TASK BRIEF: Print the entire listing. Each line must match the original exactly.

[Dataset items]
········

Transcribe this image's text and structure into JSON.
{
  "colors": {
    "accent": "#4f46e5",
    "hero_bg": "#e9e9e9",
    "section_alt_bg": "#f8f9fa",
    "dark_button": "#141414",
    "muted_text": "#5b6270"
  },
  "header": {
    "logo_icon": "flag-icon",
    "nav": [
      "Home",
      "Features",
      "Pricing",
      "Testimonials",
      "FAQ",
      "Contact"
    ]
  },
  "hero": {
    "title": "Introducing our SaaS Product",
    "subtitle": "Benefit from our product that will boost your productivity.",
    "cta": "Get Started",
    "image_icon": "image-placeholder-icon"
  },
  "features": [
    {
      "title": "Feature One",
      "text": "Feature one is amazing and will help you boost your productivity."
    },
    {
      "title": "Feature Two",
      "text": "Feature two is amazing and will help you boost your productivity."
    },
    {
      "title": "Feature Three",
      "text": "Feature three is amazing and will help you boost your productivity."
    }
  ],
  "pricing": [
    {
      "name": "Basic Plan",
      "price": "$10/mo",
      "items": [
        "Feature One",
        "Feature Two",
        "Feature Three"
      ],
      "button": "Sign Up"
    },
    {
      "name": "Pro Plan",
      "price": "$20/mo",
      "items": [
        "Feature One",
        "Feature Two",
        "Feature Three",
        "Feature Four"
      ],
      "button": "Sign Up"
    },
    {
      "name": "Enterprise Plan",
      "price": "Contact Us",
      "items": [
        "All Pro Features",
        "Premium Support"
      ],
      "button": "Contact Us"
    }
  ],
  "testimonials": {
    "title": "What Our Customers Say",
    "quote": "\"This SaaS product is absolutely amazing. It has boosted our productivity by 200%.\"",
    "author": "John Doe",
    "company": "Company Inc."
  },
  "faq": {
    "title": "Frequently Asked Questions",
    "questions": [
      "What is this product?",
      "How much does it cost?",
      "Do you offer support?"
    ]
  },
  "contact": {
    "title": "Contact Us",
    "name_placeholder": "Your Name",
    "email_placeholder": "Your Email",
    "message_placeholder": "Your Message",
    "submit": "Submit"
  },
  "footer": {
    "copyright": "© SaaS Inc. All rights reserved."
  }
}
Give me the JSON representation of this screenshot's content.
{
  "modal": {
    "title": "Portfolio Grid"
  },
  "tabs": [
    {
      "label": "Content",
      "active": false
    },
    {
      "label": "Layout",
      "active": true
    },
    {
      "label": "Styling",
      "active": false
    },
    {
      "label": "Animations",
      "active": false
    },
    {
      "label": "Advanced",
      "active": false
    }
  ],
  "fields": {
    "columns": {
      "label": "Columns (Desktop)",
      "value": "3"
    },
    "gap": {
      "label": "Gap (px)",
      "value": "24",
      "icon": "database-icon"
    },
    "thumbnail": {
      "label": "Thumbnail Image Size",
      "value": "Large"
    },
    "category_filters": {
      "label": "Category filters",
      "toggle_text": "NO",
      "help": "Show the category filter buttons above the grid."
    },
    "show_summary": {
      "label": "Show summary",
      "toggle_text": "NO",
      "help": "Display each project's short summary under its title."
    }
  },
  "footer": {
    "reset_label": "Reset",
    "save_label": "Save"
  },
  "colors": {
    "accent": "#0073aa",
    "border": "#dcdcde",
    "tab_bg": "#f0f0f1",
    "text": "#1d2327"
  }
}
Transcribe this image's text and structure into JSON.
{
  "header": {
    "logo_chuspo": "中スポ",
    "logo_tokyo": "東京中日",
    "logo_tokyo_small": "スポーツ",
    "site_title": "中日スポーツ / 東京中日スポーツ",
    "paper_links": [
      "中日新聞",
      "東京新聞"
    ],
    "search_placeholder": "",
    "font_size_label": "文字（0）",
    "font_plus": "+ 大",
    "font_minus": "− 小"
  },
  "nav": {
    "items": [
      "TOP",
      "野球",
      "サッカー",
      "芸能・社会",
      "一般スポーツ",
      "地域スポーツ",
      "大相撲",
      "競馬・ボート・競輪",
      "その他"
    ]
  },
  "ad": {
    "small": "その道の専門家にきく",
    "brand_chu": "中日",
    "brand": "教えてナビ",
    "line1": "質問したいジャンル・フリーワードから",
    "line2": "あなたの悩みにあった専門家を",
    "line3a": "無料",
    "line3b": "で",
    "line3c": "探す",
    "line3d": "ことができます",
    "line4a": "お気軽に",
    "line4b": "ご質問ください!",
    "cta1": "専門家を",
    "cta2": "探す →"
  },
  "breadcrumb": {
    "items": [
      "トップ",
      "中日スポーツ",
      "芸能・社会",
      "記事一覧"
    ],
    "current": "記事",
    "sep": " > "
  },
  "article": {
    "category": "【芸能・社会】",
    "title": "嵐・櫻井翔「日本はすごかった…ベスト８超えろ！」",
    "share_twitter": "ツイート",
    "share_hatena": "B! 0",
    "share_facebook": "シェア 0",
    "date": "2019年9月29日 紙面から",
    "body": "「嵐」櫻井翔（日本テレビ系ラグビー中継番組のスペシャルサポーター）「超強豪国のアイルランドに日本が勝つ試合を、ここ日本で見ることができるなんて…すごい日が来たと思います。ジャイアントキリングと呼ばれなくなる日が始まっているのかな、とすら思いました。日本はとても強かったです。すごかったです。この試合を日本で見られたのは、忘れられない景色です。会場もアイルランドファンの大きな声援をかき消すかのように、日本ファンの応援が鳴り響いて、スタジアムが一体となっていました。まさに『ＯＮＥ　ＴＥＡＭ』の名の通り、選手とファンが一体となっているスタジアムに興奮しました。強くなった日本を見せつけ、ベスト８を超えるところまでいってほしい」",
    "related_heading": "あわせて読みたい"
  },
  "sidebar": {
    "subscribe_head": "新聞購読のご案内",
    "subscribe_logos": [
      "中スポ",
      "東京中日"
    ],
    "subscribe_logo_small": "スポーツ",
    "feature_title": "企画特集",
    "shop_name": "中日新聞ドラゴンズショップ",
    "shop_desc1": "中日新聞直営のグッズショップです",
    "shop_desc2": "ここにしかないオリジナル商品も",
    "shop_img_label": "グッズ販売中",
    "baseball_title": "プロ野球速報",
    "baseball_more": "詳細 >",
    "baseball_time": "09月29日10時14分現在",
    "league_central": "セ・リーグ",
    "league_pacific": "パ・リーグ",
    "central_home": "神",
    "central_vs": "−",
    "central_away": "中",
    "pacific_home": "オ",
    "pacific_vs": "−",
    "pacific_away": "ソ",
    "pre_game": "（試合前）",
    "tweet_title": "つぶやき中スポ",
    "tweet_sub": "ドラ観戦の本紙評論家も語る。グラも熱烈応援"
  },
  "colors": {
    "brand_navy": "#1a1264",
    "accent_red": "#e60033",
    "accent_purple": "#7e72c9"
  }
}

········

THE OUTPUT:
Transcribe this image's text and structure into JSON.
{
  "colors": {
    "accent": "#4f46e5",
    "hero_bg": "#e9e9e9",
    "section_alt_bg": "#f8f9fa",
    "dark_button": "#141414",
    "muted_text": "#5b6270"
  },
  "header": {
    "logo_icon": "flag-icon",
    "nav": [
      "Home",
      "Features",
      "Pricing",
      "Testimonials",
      "FAQ",
      "Contact"
    ]
  },
  "hero": {
    "title": "Introducing our SaaS Product",
    "subtitle": "Benefit from our product that will boost your productivity.",
    "cta": "Get Started",
    "image_icon": "image-placeholder-icon"
  },
  "features": [
    {
      "title": "Feature One",
      "text": "Feature one is amazing and will help you boost your productivity."
    },
    {
      "title": "Feature Two",
      "text": "Feature two is amazing and will help you boost your productivity."
    },
    {
      "title": "Feature Three",
      "text": "Feature three is amazing and will help you boost your productivity."
    }
  ],
  "pricing": [
    {
      "name": "Basic Plan",
      "price": "$10/mo",
      "items": [
        "Feature One",
        "Feature Two",
        "Feature Three"
      ],
      "button": "Sign Up"
    },
    {
      "name": "Pro Plan",
      "price": "$20/mo",
      "items": [
        "Feature One",
        "Feature Two",
        "Feature Three",
        "Feature Four"
      ],
      "button": "Sign Up"
    },
    {
      "name": "Enterprise Plan",
      "price": "Contact Us",
      "items": [
        "All Pro Features",
        "Premium Support"
      ],
      "button": "Contact Us"
    }
  ],
  "testimonials": {
    "title": "What Our Customers Say",
    "quote": "\"This SaaS product is absolutely amazing. It has boosted our productivity by 200%.\"",
    "author": "John Doe",
    "company": "Company Inc."
  },
  "faq": {
    "title": "Frequently Asked Questions",
    "questions": [
      "What is this product?",
      "How much does it cost?",
      "Do you offer support?"
    ]
  },
  "contact": {
    "title": "Contact Us",
    "name_placeholder": "Your Name",
    "email_placeholder": "Your Email",
    "message_placeholder": "Your Message",
    "submit": "Submit"
  },
  "footer": {
    "copyright": "© SaaS Inc. All rights reserved."
  }
}
Give me the JSON representation of this screenshot's content.
{
  "modal": {
    "title": "Portfolio Grid"
  },
  "tabs": [
    {
      "label": "Content",
      "active": false
    },
    {
      "label": "Layout",
      "active": true
    },
    {
      "label": "Styling",
      "active": false
    },
    {
      "label": "Animations",
      "active": false
    },
    {
      "label": "Advanced",
      "active": false
    }
  ],
  "fields": {
    "columns": {
      "label": "Columns (Desktop)",
      "value": "3"
    },
    "gap": {
      "label": "Gap (px)",
      "value": "24",
      "icon": "database-icon"
    },
    "thumbnail": {
      "label": "Thumbnail Image Size",
      "value": "Large"
    },
    "category_filters": {
      "label": "Category filters",
      "toggle_text": "NO",
      "help": "Show the category filter buttons above the grid."
    },
    "show_summary": {
      "label": "Show summary",
      "toggle_text": "NO",
      "help": "Display each project's short summary under its title."
    }
  },
  "footer": {
    "reset_label": "Reset",
    "save_label": "Save"
  },
  "colors": {
    "accent": "#0073aa",
    "border": "#dcdcde",
    "tab_bg": "#f0f0f1",
    "text": "#1d2327"
  }
}
Transcribe this image's text and structure into JSON.
{
  "header": {
    "logo_chuspo": "中スポ",
    "logo_tokyo": "東京中日",
    "logo_tokyo_small": "スポーツ",
    "site_title": "中日スポーツ / 東京中日スポーツ",
    "paper_links": [
      "中日新聞",
      "東京新聞"
    ],
    "search_placeholder": "",
    "font_size_label": "文字（0）",
    "font_plus": "+ 大",
    "font_minus": "− 小"
  },
  "nav": {
    "items": [
      "TOP",
      "野球",
      "サッカー",
      "芸能・社会",
      "一般スポーツ",
      "地域スポーツ",
      "大相撲",
      "競馬・ボート・競輪",
      "その他"
    ]
  },
  "ad": {
    "small": "その道の専門家にきく",
    "brand_chu": "中日",
    "brand": "教えてナビ",
    "line1": "質問したいジャンル・フリーワードから",
    "line2": "あなたの悩みにあった専門家を",
    "line3a": "無料",
    "line3b": "で",
    "line3c": "探す",
    "line3d": "ことができます",
    "line4a": "お気軽に",
    "line4b": "ご質問ください!",
    "cta1": "専門家を",
    "cta2": "探す →"
  },
  "breadcrumb": {
    "items": [
      "トップ",
      "中日スポーツ",
      "芸能・社会",
      "記事一覧"
    ],
    "current": "記事",
    "sep": " > "
  },
  "article": {
    "category": "【芸能・社会】",
    "title": "嵐・櫻井翔「日本はすごかった…ベスト８超えろ！」",
    "share_twitter": "ツイート",
    "share_hatena": "B! 0",
    "share_facebook": "シェア 0",
    "date": "2019年9月29日 紙面から",
    "body": "「嵐」櫻井翔（日本テレビ系ラグビー中継番組のスペシャルサポーター）「超強豪国のアイルランドに日本が勝つ試合を、ここ日本で見ることができるなんて…すごい日が来たと思います。ジャイアントキリングと呼ばれなくなる日が始まっているのかな、とすら思いました。日本はとても強かったです。すごかったです。この試合を日本で見られたのは、忘れられない景色です。会場もアイルランドファンの大きな声援をかき消すかのように、日本ファンの応援が鳴り響いて、スタジアムが一体となっていました。まさに『ＯＮＥ　ＴＥＡＭ』の名の通り、選手とファンが一体となっているスタジアムに興奮しました。強くなった日本を見せつけ、ベスト８を超えるところまでいってほしい」",
    "related_heading": "あわせて読みたい"
  },
  "sidebar": {
    "subscribe_head": "新聞購読のご案内",
    "subscribe_logos": [
      "中スポ",
      "東京中日"
    ],
    "subscribe_logo_small": "スポーツ",
    "feature_title": "企画特集",
    "shop_name": "中日新聞ドラゴンズショップ",
    "shop_desc1": "中日新聞直営のグッズショップです",
    "shop_desc2": "ここにしかないオリジナル商品も",
    "shop_img_label": "グッズ販売中",
    "baseball_title": "プロ野球速報",
    "baseball_more": "詳細 >",
    "baseball_time": "09月29日10時14分現在",
    "league_central": "セ・リーグ",
    "league_pacific": "パ・リーグ",
    "central_home": "神",
    "central_vs": "−",
    "central_away": "中",
    "pacific_home": "オ",
    "pacific_vs": "−",
    "pacific_away": "ソ",
    "pre_game": "（試合前）",
    "tweet_title": "つぶやき中スポ",
    "tweet_sub": "ドラ観戦の本紙評論家も語る。グラも熱烈応援"
  },
  "colors": {
    "brand_navy": "#1a1264",
    "accent_red": "#e60033",
    "accent_purple": "#7e72c9"
  }
}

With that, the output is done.